- _Aim_:
Reproduce all entries precisely, down to the last character.

─── Rows

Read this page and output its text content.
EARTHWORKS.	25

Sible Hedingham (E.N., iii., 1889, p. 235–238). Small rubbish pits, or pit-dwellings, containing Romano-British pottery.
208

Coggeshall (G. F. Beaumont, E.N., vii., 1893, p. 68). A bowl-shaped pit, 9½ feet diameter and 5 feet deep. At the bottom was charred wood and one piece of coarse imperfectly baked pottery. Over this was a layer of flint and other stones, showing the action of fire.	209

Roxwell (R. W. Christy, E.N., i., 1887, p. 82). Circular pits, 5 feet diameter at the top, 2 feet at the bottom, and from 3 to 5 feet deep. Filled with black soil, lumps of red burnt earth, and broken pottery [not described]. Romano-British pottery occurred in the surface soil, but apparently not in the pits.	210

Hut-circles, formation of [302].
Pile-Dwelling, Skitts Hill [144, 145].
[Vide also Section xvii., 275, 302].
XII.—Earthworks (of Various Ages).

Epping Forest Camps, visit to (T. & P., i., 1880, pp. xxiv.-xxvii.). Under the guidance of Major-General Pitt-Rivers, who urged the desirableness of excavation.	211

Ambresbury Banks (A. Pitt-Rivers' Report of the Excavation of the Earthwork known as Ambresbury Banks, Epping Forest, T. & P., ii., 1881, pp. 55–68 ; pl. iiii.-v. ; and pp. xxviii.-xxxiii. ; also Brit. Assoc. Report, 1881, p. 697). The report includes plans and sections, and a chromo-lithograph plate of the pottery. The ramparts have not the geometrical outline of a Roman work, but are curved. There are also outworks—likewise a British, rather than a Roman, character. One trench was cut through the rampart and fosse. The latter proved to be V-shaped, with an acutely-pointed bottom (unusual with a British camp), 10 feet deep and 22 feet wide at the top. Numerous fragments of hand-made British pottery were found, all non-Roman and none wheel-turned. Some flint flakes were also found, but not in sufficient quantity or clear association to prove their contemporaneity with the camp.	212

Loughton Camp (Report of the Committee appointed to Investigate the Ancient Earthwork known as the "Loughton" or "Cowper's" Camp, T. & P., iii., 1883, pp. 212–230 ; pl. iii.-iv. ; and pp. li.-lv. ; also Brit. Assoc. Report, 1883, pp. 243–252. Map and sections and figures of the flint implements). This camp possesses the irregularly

──────

- _Result below_:
Read this page and output its text content.
EARTHWORKS.	25

Sible Hedingham (E.N., iii., 1889, p. 235–238). Small rubbish pits, or pit-dwellings, containing Romano-British pottery.
208

Coggeshall (G. F. Beaumont, E.N., vii., 1893, p. 68). A bowl-shaped pit, 9½ feet diameter and 5 feet deep. At the bottom was charred wood and one piece of coarse imperfectly baked pottery. Over this was a layer of flint and other stones, showing the action of fire.	209

Roxwell (R. W. Christy, E.N., i., 1887, p. 82). Circular pits, 5 feet diameter at the top, 2 feet at the bottom, and from 3 to 5 feet deep. Filled with black soil, lumps of red burnt earth, and broken pottery [not described]. Romano-British pottery occurred in the surface soil, but apparently not in the pits.	210

Hut-circles, formation of [302].
Pile-Dwelling, Skitts Hill [144, 145].
[Vide also Section xvii., 275, 302].
XII.—Earthworks (of Various Ages).

Epping Forest Camps, visit to (T. & P., i., 1880, pp. xxiv.-xxvii.). Under the guidance of Major-General Pitt-Rivers, who urged the desirableness of excavation.	211

Ambresbury Banks (A. Pitt-Rivers' Report of the Excavation of the Earthwork known as Ambresbury Banks, Epping Forest, T. & P., ii., 1881, pp. 55–68 ; pl. iiii.-v. ; and pp. xxviii.-xxxiii. ; also Brit. Assoc. Report, 1881, p. 697). The report includes plans and sections, and a chromo-lithograph plate of the pottery. The ramparts have not the geometrical outline of a Roman work, but are curved. There are also outworks—likewise a British, rather than a Roman, character. One trench was cut through the rampart and fosse. The latter proved to be V-shaped, with an acutely-pointed bottom (unusual with a British camp), 10 feet deep and 22 feet wide at the top. Numerous fragments of hand-made British pottery were found, all non-Roman and none wheel-turned. Some flint flakes were also found, but not in sufficient quantity or clear association to prove their contemporaneity with the camp.	212

Loughton Camp (Report of the Committee appointed to Investigate the Ancient Earthwork known as the "Loughton" or "Cowper's" Camp, T. & P., iii., 1883, pp. 212–230 ; pl. iii.-iv. ; and pp. li.-lv. ; also Brit. Assoc. Report, 1883, pp. 243–252. Map and sections and figures of the flint implements). This camp possesses the irregularly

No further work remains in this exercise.